WHAT TO PRODUCE —
Could you render the entries as a JSON list of strings, one string per line and blank lines left out, from the first line through the line that contains "Point [149, 703, 172, 717]"?

EXERCISE MATERIAL —
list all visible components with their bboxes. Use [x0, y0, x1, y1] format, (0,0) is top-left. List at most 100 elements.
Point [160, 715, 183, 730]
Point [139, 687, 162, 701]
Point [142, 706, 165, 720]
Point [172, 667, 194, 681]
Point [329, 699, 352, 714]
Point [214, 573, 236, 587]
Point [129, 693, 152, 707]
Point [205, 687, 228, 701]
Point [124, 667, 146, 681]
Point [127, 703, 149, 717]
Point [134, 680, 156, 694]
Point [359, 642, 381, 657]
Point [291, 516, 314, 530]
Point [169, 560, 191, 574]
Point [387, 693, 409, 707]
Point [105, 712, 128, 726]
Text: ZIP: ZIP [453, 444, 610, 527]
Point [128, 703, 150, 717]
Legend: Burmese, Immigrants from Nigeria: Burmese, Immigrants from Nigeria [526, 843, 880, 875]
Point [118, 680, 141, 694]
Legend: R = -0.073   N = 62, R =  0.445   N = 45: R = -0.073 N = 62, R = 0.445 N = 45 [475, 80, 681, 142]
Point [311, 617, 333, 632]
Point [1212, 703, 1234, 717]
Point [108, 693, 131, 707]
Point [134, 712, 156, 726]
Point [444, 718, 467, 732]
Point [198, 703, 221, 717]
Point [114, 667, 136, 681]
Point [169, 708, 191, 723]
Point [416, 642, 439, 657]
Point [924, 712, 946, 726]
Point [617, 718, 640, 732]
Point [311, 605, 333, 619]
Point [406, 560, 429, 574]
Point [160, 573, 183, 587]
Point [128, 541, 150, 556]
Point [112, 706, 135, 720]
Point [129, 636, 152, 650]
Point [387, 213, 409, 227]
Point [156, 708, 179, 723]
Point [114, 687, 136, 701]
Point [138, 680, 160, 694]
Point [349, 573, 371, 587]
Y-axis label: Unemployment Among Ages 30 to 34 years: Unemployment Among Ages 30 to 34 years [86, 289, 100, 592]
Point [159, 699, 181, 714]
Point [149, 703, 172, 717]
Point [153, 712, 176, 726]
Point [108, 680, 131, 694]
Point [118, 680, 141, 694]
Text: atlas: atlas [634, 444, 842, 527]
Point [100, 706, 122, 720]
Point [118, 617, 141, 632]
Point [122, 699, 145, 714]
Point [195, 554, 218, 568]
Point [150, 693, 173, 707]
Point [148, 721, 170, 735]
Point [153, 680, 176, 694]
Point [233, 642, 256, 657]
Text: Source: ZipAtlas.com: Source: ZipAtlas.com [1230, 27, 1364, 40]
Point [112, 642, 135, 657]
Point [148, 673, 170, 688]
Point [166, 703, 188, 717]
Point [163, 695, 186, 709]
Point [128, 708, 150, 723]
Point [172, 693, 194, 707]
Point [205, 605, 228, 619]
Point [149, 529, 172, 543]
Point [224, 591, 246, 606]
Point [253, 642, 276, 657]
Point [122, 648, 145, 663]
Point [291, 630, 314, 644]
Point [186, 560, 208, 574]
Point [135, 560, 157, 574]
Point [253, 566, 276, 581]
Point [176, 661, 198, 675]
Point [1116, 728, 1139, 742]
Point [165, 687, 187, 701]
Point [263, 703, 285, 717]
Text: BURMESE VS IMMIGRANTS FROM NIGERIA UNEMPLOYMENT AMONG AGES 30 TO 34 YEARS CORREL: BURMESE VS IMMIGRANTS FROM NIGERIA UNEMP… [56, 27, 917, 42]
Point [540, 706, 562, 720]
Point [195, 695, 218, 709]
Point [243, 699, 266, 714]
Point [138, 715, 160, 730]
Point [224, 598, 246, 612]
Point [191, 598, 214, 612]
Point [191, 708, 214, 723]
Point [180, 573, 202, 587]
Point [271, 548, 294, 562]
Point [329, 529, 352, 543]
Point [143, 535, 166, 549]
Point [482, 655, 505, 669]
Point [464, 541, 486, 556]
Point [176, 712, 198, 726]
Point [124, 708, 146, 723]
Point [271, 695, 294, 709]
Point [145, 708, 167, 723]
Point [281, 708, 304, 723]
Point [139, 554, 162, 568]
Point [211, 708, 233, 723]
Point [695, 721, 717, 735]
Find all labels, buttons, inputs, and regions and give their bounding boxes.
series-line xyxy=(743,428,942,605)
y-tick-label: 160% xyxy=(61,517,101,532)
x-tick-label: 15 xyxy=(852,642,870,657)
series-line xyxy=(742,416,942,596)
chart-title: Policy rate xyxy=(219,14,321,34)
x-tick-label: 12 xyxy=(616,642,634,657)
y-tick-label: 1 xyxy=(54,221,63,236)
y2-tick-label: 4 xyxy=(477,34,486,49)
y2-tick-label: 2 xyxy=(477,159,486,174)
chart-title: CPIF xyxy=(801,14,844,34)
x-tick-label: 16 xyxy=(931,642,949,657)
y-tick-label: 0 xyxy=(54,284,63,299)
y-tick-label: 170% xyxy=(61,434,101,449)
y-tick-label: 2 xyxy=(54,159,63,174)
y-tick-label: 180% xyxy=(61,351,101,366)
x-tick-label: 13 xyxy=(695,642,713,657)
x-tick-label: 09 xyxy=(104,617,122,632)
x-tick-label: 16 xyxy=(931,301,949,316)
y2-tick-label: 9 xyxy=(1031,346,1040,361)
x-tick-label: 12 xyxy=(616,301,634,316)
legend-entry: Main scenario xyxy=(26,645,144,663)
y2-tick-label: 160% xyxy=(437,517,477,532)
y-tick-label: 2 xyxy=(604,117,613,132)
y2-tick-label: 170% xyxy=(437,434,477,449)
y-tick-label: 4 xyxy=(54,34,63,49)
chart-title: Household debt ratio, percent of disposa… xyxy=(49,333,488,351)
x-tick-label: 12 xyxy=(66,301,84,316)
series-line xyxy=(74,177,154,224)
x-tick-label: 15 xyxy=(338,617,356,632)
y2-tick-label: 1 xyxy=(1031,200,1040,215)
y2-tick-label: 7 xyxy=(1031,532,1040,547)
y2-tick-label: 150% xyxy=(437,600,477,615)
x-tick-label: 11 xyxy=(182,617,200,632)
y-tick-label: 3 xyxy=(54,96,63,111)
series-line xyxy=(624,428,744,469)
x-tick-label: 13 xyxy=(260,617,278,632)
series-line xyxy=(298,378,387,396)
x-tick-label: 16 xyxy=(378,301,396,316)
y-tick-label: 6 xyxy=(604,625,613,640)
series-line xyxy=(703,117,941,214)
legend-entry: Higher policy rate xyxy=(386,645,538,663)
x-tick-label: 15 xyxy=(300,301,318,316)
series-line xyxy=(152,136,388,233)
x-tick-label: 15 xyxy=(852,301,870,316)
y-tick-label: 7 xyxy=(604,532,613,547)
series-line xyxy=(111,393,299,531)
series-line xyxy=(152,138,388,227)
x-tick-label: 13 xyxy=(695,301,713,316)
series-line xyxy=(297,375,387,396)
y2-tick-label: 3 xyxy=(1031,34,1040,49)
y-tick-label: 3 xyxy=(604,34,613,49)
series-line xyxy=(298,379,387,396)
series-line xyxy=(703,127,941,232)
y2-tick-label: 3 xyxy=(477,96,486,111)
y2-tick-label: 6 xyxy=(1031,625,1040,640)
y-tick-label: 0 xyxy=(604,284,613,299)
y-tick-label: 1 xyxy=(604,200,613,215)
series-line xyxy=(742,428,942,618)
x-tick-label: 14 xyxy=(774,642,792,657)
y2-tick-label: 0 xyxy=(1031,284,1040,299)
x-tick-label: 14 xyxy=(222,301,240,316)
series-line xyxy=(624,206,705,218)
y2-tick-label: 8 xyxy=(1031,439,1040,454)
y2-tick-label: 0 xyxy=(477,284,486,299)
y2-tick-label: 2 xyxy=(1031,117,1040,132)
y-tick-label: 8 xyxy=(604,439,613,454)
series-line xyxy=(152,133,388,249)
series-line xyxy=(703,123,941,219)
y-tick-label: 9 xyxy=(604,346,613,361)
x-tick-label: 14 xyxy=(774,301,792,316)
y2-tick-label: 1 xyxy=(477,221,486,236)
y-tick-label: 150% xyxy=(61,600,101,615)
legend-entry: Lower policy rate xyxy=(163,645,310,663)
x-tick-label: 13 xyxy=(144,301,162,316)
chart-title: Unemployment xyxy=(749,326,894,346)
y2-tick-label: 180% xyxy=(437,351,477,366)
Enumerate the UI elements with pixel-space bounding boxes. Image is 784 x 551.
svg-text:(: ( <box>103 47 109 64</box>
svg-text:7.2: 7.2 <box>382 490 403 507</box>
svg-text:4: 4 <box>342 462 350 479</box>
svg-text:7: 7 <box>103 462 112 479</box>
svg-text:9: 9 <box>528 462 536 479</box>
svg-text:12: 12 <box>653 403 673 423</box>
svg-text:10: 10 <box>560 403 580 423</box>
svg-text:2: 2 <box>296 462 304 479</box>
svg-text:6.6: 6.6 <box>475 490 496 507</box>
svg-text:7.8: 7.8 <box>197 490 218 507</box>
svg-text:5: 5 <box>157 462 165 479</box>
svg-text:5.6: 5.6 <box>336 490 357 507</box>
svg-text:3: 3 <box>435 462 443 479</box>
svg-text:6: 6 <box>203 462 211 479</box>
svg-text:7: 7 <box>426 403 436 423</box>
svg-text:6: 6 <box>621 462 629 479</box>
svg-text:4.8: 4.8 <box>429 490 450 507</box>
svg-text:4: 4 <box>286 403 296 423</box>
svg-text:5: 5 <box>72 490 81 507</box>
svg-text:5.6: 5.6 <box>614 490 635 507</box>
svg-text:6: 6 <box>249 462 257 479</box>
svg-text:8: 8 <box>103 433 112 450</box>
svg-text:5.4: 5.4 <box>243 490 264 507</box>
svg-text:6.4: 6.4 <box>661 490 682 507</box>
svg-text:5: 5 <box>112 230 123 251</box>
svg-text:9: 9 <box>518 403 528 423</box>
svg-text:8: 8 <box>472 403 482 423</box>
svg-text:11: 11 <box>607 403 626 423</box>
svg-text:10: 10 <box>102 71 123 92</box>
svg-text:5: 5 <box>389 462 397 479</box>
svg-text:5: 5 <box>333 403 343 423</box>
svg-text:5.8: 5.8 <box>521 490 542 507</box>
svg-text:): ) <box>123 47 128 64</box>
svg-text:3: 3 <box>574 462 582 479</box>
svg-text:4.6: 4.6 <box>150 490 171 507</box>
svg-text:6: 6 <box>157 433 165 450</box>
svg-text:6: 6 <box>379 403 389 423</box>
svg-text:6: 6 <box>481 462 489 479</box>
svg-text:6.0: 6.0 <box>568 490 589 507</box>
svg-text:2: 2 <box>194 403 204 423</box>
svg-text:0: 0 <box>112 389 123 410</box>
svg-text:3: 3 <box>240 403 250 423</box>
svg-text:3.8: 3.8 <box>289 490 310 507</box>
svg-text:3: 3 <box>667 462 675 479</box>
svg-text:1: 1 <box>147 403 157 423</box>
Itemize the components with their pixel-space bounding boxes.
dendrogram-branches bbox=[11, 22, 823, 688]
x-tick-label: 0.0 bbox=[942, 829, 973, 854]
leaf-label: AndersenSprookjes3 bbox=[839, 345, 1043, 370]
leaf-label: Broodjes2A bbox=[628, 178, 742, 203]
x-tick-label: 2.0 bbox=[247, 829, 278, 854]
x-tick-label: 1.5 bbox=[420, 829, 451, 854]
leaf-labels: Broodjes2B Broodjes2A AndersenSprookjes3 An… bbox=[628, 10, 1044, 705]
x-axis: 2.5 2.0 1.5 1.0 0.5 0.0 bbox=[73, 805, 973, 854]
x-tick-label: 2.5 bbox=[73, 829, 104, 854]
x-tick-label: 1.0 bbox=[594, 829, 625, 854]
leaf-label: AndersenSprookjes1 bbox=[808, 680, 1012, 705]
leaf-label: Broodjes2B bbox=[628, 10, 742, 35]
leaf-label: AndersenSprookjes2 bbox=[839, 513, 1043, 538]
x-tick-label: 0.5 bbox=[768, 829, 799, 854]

SOLUTION FOR THIS EXERCISE —
[
  "list all visible components with their bboxes. Use [x0, y0, x1, y1] format, (0,0) is top-left. List at most 100 elements.",
  "Point [160, 715, 183, 730]",
  "Point [139, 687, 162, 701]",
  "Point [142, 706, 165, 720]",
  "Point [172, 667, 194, 681]",
  "Point [329, 699, 352, 714]",
  "Point [214, 573, 236, 587]",
  "Point [129, 693, 152, 707]",
  "Point [205, 687, 228, 701]",
  "Point [124, 667, 146, 681]",
  "Point [127, 703, 149, 717]",
  "Point [134, 680, 156, 694]",
  "Point [359, 642, 381, 657]",
  "Point [291, 516, 314, 530]",
  "Point [169, 560, 191, 574]",
  "Point [387, 693, 409, 707]",
  "Point [105, 712, 128, 726]",
  "Text: ZIP: ZIP [453, 444, 610, 527]",
  "Point [128, 703, 150, 717]",
  "Legend: Burmese, Immigrants from Nigeria: Burmese, Immigrants from Nigeria [526, 843, 880, 875]",
  "Point [118, 680, 141, 694]",
  "Legend: R = -0.073   N = 62, R =  0.445   N = 45: R = -0.073 N = 62, R = 0.445 N = 45 [475, 80, 681, 142]",
  "Point [311, 617, 333, 632]",
  "Point [1212, 703, 1234, 717]",
  "Point [108, 693, 131, 707]",
  "Point [134, 712, 156, 726]",
  "Point [444, 718, 467, 732]",
  "Point [198, 703, 221, 717]",
  "Point [114, 667, 136, 681]",
  "Point [169, 708, 191, 723]",
  "Point [416, 642, 439, 657]",
  "Point [924, 712, 946, 726]",
  "Point [617, 718, 640, 732]",
  "Point [311, 605, 333, 619]",
  "Point [406, 560, 429, 574]",
  "Point [160, 573, 183, 587]",
  "Point [128, 541, 150, 556]",
  "Point [112, 706, 135, 720]",
  "Point [129, 636, 152, 650]",
  "Point [387, 213, 409, 227]",
  "Point [156, 708, 179, 723]",
  "Point [114, 687, 136, 701]",
  "Point [138, 680, 160, 694]",
  "Point [349, 573, 371, 587]",
  "Y-axis label: Unemployment Among Ages 30 to 34 years: Unemployment Among Ages 30 to 34 years [86, 289, 100, 592]",
  "Point [159, 699, 181, 714]",
  "Point [149, 703, 172, 717]"
]